### Dataset excerpts ###

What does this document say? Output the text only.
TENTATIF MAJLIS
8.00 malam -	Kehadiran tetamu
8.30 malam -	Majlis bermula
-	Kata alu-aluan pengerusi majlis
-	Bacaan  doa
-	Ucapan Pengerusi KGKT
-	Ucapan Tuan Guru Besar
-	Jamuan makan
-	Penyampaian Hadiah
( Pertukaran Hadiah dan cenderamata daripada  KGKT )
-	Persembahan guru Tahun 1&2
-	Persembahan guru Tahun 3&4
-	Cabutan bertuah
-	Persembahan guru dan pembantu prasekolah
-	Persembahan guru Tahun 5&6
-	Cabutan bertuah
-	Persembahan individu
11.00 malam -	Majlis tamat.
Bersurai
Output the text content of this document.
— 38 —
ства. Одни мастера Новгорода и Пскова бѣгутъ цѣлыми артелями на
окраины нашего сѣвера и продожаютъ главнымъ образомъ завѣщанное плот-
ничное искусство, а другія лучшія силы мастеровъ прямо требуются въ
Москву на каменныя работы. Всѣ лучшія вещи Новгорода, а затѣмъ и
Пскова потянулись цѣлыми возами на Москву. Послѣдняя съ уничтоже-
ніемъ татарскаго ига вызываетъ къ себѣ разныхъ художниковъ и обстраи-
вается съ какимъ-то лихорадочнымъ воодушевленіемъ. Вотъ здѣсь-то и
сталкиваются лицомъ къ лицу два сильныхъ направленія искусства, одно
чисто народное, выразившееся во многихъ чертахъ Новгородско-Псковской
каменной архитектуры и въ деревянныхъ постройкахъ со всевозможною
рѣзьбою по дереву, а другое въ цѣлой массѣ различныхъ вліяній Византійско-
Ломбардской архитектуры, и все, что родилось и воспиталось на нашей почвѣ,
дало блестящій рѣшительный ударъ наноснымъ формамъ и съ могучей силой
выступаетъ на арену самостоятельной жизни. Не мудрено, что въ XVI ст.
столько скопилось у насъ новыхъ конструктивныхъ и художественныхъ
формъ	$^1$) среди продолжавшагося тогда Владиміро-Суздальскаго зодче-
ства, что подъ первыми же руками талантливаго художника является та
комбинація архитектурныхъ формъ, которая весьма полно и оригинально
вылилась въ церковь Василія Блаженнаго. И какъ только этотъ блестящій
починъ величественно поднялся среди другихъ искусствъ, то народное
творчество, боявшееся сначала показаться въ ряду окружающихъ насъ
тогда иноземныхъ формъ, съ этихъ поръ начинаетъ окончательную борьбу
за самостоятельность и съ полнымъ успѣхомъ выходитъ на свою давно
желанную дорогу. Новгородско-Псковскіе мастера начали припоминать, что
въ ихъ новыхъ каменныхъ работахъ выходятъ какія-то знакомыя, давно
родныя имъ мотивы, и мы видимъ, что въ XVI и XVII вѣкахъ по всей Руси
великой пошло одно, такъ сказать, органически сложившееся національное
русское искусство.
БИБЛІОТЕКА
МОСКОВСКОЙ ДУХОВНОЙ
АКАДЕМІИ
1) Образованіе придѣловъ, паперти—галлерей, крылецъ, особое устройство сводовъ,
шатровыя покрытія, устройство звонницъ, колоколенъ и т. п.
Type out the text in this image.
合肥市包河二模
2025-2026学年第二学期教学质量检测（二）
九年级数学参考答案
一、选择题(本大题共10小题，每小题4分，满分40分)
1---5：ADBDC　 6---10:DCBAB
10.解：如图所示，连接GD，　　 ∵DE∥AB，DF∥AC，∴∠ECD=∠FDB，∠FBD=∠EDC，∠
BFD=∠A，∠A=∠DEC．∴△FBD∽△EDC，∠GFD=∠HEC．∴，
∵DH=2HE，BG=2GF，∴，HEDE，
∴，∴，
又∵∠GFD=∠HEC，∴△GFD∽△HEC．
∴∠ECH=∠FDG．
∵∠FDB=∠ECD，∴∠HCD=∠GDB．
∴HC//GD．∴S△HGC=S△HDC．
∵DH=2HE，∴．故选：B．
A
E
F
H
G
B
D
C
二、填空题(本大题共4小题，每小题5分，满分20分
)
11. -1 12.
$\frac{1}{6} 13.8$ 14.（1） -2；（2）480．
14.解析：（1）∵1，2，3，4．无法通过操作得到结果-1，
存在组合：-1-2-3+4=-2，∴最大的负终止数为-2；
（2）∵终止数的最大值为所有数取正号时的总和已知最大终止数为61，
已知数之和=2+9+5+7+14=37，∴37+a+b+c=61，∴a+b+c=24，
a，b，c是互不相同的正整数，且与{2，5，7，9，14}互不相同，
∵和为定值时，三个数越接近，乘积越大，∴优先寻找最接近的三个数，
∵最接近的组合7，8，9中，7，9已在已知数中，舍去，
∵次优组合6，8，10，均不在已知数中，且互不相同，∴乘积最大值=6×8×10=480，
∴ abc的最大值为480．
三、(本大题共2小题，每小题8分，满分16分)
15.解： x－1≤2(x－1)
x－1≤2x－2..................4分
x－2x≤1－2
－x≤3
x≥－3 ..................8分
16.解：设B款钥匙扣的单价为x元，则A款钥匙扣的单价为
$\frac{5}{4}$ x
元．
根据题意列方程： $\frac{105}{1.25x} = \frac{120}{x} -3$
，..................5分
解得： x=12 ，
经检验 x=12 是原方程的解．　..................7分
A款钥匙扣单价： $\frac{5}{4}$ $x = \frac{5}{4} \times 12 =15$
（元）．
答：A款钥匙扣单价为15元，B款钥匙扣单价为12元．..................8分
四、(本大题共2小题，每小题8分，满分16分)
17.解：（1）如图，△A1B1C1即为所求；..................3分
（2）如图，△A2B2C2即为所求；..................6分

###

→ Exercise task: Reproduce every line of the material above exactly.

→ Written response:
What does this document say? Output the text only.
TENTATIF MAJLIS
8.00 malam -	Kehadiran tetamu
8.30 malam -	Majlis bermula
-	Kata alu-aluan pengerusi majlis
-	Bacaan  doa
-	Ucapan Pengerusi KGKT
-	Ucapan Tuan Guru Besar
-	Jamuan makan
-	Penyampaian Hadiah
( Pertukaran Hadiah dan cenderamata daripada  KGKT )
-	Persembahan guru Tahun 1&2
-	Persembahan guru Tahun 3&4
-	Cabutan bertuah
-	Persembahan guru dan pembantu prasekolah
-	Persembahan guru Tahun 5&6
-	Cabutan bertuah
-	Persembahan individu
11.00 malam -	Majlis tamat.
Bersurai
Output the text content of this document.
— 38 —
ства. Одни мастера Новгорода и Пскова бѣгутъ цѣлыми артелями на
окраины нашего сѣвера и продожаютъ главнымъ образомъ завѣщанное плот-
ничное искусство, а другія лучшія силы мастеровъ прямо требуются въ
Москву на каменныя работы. Всѣ лучшія вещи Новгорода, а затѣмъ и
Пскова потянулись цѣлыми возами на Москву. Послѣдняя съ уничтоже-
ніемъ татарскаго ига вызываетъ къ себѣ разныхъ художниковъ и обстраи-
вается съ какимъ-то лихорадочнымъ воодушевленіемъ. Вотъ здѣсь-то и
сталкиваются лицомъ къ лицу два сильныхъ направленія искусства, одно
чисто народное, выразившееся во многихъ чертахъ Новгородско-Псковской
каменной архитектуры и въ деревянныхъ постройкахъ со всевозможною
рѣзьбою по дереву, а другое въ цѣлой массѣ различныхъ вліяній Византійско-
Ломбардской архитектуры, и все, что родилось и воспиталось на нашей почвѣ,
дало блестящій рѣшительный ударъ наноснымъ формамъ и съ могучей силой
выступаетъ на арену самостоятельной жизни. Не мудрено, что въ XVI ст.
столько скопилось у насъ новыхъ конструктивныхъ и художественныхъ
формъ	$^1$) среди продолжавшагося тогда Владиміро-Суздальскаго зодче-
ства, что подъ первыми же руками талантливаго художника является та
комбинація архитектурныхъ формъ, которая весьма полно и оригинально
вылилась въ церковь Василія Блаженнаго. И какъ только этотъ блестящій
починъ величественно поднялся среди другихъ искусствъ, то народное
творчество, боявшееся сначала показаться въ ряду окружающихъ насъ
тогда иноземныхъ формъ, съ этихъ поръ начинаетъ окончательную борьбу
за самостоятельность и съ полнымъ успѣхомъ выходитъ на свою давно
желанную дорогу. Новгородско-Псковскіе мастера начали припоминать, что
въ ихъ новыхъ каменныхъ работахъ выходятъ какія-то знакомыя, давно
родныя имъ мотивы, и мы видимъ, что въ XVI и XVII вѣкахъ по всей Руси
великой пошло одно, такъ сказать, органически сложившееся національное
русское искусство.
БИБЛІОТЕКА
МОСКОВСКОЙ ДУХОВНОЙ
АКАДЕМІИ
1) Образованіе придѣловъ, паперти—галлерей, крылецъ, особое устройство сводовъ,
шатровыя покрытія, устройство звонницъ, колоколенъ и т. п.
Type out the text in this image.
合肥市包河二模
2025-2026学年第二学期教学质量检测（二）
九年级数学参考答案
一、选择题(本大题共10小题，每小题4分，满分40分)
1---5：ADBDC　 6---10:DCBAB
10.解：如图所示，连接GD，　　 ∵DE∥AB，DF∥AC，∴∠ECD=∠FDB，∠FBD=∠EDC，∠
BFD=∠A，∠A=∠DEC．∴△FBD∽△EDC，∠GFD=∠HEC．∴，
∵DH=2HE，BG=2GF，∴，HEDE，
∴，∴，
又∵∠GFD=∠HEC，∴△GFD∽△HEC．
∴∠ECH=∠FDG．
∵∠FDB=∠ECD，∴∠HCD=∠GDB．
∴HC//GD．∴S△HGC=S△HDC．
∵DH=2HE，∴．故选：B．
A
E
F
H
G
B
D
C
二、填空题(本大题共4小题，每小题5分，满分20分
)
11. -1 12.
$\frac{1}{6} 13.8$ 14.（1） -2；（2）480．
14.解析：（1）∵1，2，3，4．无法通过操作得到结果-1，
存在组合：-1-2-3+4=-2，∴最大的负终止数为-2；
（2）∵终止数的最大值为所有数取正号时的总和已知最大终止数为61，
已知数之和=2+9+5+7+14=37，∴37+a+b+c=61，∴a+b+c=24，
a，b，c是互不相同的正整数，且与{2，5，7，9，14}互不相同，
∵和为定值时，三个数越接近，乘积越大，∴优先寻找最接近的三个数，
∵最接近的组合7，8，9中，7，9已在已知数中，舍去，
∵次优组合6，8，10，均不在已知数中，且互不相同，∴乘积最大值=6×8×10=480，
∴ abc的最大值为480．
三、(本大题共2小题，每小题8分，满分16分)
15.解： x－1≤2(x－1)
x－1≤2x－2..................4分
x－2x≤1－2
－x≤3
x≥－3 ..................8分
16.解：设B款钥匙扣的单价为x元，则A款钥匙扣的单价为
$\frac{5}{4}$ x
元．
根据题意列方程： $\frac{105}{1.25x} = \frac{120}{x} -3$
，..................5分
解得： x=12 ，
经检验 x=12 是原方程的解．　..................7分
A款钥匙扣单价： $\frac{5}{4}$ $x = \frac{5}{4} \times 12 =15$
（元）．
答：A款钥匙扣单价为15元，B款钥匙扣单价为12元．..................8分
四、(本大题共2小题，每小题8分，满分16分)
17.解：（1）如图，△A1B1C1即为所求；..................3分
（2）如图，△A2B2C2即为所求；..................6分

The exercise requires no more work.